Stored data:
————

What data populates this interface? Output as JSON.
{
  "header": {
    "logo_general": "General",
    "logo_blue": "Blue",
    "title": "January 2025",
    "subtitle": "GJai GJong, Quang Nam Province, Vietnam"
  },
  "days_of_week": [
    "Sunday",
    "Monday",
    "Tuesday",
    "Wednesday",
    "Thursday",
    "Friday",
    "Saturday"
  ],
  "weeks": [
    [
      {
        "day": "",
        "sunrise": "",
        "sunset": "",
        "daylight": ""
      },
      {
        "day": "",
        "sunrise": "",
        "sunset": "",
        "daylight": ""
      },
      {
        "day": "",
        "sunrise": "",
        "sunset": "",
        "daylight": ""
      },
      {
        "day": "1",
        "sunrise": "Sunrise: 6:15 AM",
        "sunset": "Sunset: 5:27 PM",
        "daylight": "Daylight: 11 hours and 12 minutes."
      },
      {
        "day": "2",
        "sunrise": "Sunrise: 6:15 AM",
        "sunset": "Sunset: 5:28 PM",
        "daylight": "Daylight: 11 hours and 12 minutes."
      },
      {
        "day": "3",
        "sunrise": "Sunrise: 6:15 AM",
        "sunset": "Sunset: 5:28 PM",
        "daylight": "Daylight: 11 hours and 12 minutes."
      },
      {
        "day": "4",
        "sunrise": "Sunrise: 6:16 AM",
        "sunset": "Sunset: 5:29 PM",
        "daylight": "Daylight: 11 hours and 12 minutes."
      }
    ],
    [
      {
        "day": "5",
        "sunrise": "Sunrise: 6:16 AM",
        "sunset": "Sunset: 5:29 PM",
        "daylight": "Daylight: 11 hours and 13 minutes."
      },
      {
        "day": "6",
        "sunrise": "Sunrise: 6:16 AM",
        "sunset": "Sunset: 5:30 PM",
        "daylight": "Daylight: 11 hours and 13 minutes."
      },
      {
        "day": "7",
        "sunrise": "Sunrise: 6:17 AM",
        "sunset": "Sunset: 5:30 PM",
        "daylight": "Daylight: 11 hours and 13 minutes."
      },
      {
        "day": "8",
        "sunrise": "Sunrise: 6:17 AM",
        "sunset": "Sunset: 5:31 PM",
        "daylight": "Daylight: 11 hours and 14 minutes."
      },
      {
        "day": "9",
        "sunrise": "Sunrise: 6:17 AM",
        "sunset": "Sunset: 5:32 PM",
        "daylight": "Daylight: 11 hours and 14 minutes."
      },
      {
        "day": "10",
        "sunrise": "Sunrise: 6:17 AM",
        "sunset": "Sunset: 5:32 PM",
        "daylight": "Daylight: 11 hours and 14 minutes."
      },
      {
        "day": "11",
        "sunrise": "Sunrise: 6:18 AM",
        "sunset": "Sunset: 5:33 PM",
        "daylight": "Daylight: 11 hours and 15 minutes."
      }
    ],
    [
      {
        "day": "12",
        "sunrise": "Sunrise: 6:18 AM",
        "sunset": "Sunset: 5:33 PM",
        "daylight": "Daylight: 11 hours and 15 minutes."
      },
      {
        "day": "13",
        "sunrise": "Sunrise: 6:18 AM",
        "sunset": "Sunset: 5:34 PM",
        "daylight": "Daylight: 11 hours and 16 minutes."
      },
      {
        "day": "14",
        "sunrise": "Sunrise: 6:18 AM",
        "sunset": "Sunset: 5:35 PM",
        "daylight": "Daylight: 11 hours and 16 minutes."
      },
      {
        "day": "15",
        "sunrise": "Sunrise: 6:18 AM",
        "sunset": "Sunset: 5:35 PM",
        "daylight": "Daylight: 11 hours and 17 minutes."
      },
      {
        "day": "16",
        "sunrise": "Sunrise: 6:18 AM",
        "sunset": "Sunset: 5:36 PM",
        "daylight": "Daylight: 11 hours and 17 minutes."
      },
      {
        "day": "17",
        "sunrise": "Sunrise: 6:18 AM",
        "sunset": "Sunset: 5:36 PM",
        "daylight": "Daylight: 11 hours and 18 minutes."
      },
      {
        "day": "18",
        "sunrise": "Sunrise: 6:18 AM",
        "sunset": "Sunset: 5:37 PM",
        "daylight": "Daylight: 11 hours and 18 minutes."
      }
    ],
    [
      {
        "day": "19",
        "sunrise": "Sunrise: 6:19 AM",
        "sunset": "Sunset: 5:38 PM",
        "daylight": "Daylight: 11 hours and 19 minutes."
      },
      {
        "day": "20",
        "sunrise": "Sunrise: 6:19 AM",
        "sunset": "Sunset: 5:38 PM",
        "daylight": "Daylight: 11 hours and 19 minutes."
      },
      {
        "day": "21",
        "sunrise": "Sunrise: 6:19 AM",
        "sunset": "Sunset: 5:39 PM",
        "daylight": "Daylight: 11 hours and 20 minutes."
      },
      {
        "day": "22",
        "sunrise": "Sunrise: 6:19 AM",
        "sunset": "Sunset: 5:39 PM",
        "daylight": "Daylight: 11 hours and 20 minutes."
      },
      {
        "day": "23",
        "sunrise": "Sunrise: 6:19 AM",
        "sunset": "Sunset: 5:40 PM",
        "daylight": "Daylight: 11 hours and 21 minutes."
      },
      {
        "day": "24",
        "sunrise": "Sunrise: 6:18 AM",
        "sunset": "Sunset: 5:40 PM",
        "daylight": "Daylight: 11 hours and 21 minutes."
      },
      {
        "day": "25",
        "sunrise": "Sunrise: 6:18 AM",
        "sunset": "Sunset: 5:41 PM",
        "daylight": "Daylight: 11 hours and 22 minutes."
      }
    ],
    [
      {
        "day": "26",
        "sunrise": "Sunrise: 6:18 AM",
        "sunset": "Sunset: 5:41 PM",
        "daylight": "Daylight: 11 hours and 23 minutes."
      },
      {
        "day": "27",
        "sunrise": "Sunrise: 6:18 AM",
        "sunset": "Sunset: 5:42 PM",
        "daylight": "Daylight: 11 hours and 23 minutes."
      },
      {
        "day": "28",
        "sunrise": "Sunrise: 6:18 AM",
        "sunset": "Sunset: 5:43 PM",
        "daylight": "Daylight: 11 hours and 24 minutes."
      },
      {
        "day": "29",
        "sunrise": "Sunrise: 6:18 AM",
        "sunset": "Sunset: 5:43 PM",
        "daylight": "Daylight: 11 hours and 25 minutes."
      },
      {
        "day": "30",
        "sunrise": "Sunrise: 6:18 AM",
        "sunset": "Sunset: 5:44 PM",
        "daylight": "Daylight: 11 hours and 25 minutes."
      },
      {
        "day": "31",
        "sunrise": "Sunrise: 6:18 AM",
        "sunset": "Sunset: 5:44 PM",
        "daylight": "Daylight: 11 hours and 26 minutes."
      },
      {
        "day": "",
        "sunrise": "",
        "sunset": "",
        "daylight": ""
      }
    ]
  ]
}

————

Required task: Transcribe all lines as written.

Result for this task:
What data populates this interface? Output as JSON.
{
  "header": {
    "logo_general": "General",
    "logo_blue": "Blue",
    "title": "January 2025",
    "subtitle": "GJai GJong, Quang Nam Province, Vietnam"
  },
  "days_of_week": [
    "Sunday",
    "Monday",
    "Tuesday",
    "Wednesday",
    "Thursday",
    "Friday",
    "Saturday"
  ],
  "weeks": [
    [
      {
        "day": "",
        "sunrise": "",
        "sunset": "",
        "daylight": ""
      },
      {
        "day": "",
        "sunrise": "",
        "sunset": "",
        "daylight": ""
      },
      {
        "day": "",
        "sunrise": "",
        "sunset": "",
        "daylight": ""
      },
      {
        "day": "1",
        "sunrise": "Sunrise: 6:15 AM",
        "sunset": "Sunset: 5:27 PM",
        "daylight": "Daylight: 11 hours and 12 minutes."
      },
      {
        "day": "2",
        "sunrise": "Sunrise: 6:15 AM",
        "sunset": "Sunset: 5:28 PM",
        "daylight": "Daylight: 11 hours and 12 minutes."
      },
      {
        "day": "3",
        "sunrise": "Sunrise: 6:15 AM",
        "sunset": "Sunset: 5:28 PM",
        "daylight": "Daylight: 11 hours and 12 minutes."
      },
      {
        "day": "4",
        "sunrise": "Sunrise: 6:16 AM",
        "sunset": "Sunset: 5:29 PM",
        "daylight": "Daylight: 11 hours and 12 minutes."
      }
    ],
    [
      {
        "day": "5",
        "sunrise": "Sunrise: 6:16 AM",
        "sunset": "Sunset: 5:29 PM",
        "daylight": "Daylight: 11 hours and 13 minutes."
      },
      {
        "day": "6",
        "sunrise": "Sunrise: 6:16 AM",
        "sunset": "Sunset: 5:30 PM",
        "daylight": "Daylight: 11 hours and 13 minutes."
      },
      {
        "day": "7",
        "sunrise": "Sunrise: 6:17 AM",
        "sunset": "Sunset: 5:30 PM",
        "daylight": "Daylight: 11 hours and 13 minutes."
      },
      {
        "day": "8",
        "sunrise": "Sunrise: 6:17 AM",
        "sunset": "Sunset: 5:31 PM",
        "daylight": "Daylight: 11 hours and 14 minutes."
      },
      {
        "day": "9",
        "sunrise": "Sunrise: 6:17 AM",
        "sunset": "Sunset: 5:32 PM",
        "daylight": "Daylight: 11 hours and 14 minutes."
      },
      {
        "day": "10",
        "sunrise": "Sunrise: 6:17 AM",
        "sunset": "Sunset: 5:32 PM",
        "daylight": "Daylight: 11 hours and 14 minutes."
      },
      {
        "day": "11",
        "sunrise": "Sunrise: 6:18 AM",
        "sunset": "Sunset: 5:33 PM",
        "daylight": "Daylight: 11 hours and 15 minutes."
      }
    ],
    [
      {
        "day": "12",
        "sunrise": "Sunrise: 6:18 AM",
        "sunset": "Sunset: 5:33 PM",
        "daylight": "Daylight: 11 hours and 15 minutes."
      },
      {
        "day": "13",
        "sunrise": "Sunrise: 6:18 AM",
        "sunset": "Sunset: 5:34 PM",
        "daylight": "Daylight: 11 hours and 16 minutes."
      },
      {
        "day": "14",
        "sunrise": "Sunrise: 6:18 AM",
        "sunset": "Sunset: 5:35 PM",
        "daylight": "Daylight: 11 hours and 16 minutes."
      },
      {
        "day": "15",
        "sunrise": "Sunrise: 6:18 AM",
        "sunset": "Sunset: 5:35 PM",
        "daylight": "Daylight: 11 hours and 17 minutes."
      },
      {
        "day": "16",
        "sunrise": "Sunrise: 6:18 AM",
        "sunset": "Sunset: 5:36 PM",
        "daylight": "Daylight: 11 hours and 17 minutes."
      },
      {
        "day": "17",
        "sunrise": "Sunrise: 6:18 AM",
        "sunset": "Sunset: 5:36 PM",
        "daylight": "Daylight: 11 hours and 18 minutes."
      },
      {
        "day": "18",
        "sunrise": "Sunrise: 6:18 AM",
        "sunset": "Sunset: 5:37 PM",
        "daylight": "Daylight: 11 hours and 18 minutes."
      }
    ],
    [
      {
        "day": "19",
        "sunrise": "Sunrise: 6:19 AM",
        "sunset": "Sunset: 5:38 PM",
        "daylight": "Daylight: 11 hours and 19 minutes."
      },
      {
        "day": "20",
        "sunrise": "Sunrise: 6:19 AM",
        "sunset": "Sunset: 5:38 PM",
        "daylight": "Daylight: 11 hours and 19 minutes."
      },
      {
        "day": "21",
        "sunrise": "Sunrise: 6:19 AM",
        "sunset": "Sunset: 5:39 PM",
        "daylight": "Daylight: 11 hours and 20 minutes."
      },
      {
        "day": "22",
        "sunrise": "Sunrise: 6:19 AM",
        "sunset": "Sunset: 5:39 PM",
        "daylight": "Daylight: 11 hours and 20 minutes."
      },
      {
        "day": "23",
        "sunrise": "Sunrise: 6:19 AM",
        "sunset": "Sunset: 5:40 PM",
        "daylight": "Daylight: 11 hours and 21 minutes."
      },
      {
        "day": "24",
        "sunrise": "Sunrise: 6:18 AM",
        "sunset": "Sunset: 5:40 PM",
        "daylight": "Daylight: 11 hours and 21 minutes."
      },
      {
        "day": "25",
        "sunrise": "Sunrise: 6:18 AM",
        "sunset": "Sunset: 5:41 PM",
        "daylight": "Daylight: 11 hours and 22 minutes."
      }
    ],
    [
      {
        "day": "26",
        "sunrise": "Sunrise: 6:18 AM",
        "sunset": "Sunset: 5:41 PM",
        "daylight": "Daylight: 11 hours and 23 minutes."
      },
      {
        "day": "27",
        "sunrise": "Sunrise: 6:18 AM",
        "sunset": "Sunset: 5:42 PM",
        "daylight": "Daylight: 11 hours and 23 minutes."
      },
      {
        "day": "28",
        "sunrise": "Sunrise: 6:18 AM",
        "sunset": "Sunset: 5:43 PM",
        "daylight": "Daylight: 11 hours and 24 minutes."
      },
      {
        "day": "29",
        "sunrise": "Sunrise: 6:18 AM",
        "sunset": "Sunset: 5:43 PM",
        "daylight": "Daylight: 11 hours and 25 minutes."
      },
      {
        "day": "30",
        "sunrise": "Sunrise: 6:18 AM",
        "sunset": "Sunset: 5:44 PM",
        "daylight": "Daylight: 11 hours and 25 minutes."
      },
      {
        "day": "31",
        "sunrise": "Sunrise: 6:18 AM",
        "sunset": "Sunset: 5:44 PM",
        "daylight": "Daylight: 11 hours and 26 minutes."
      },
      {
        "day": "",
        "sunrise": "",
        "sunset": "",
        "daylight": ""
      }
    ]
  ]
}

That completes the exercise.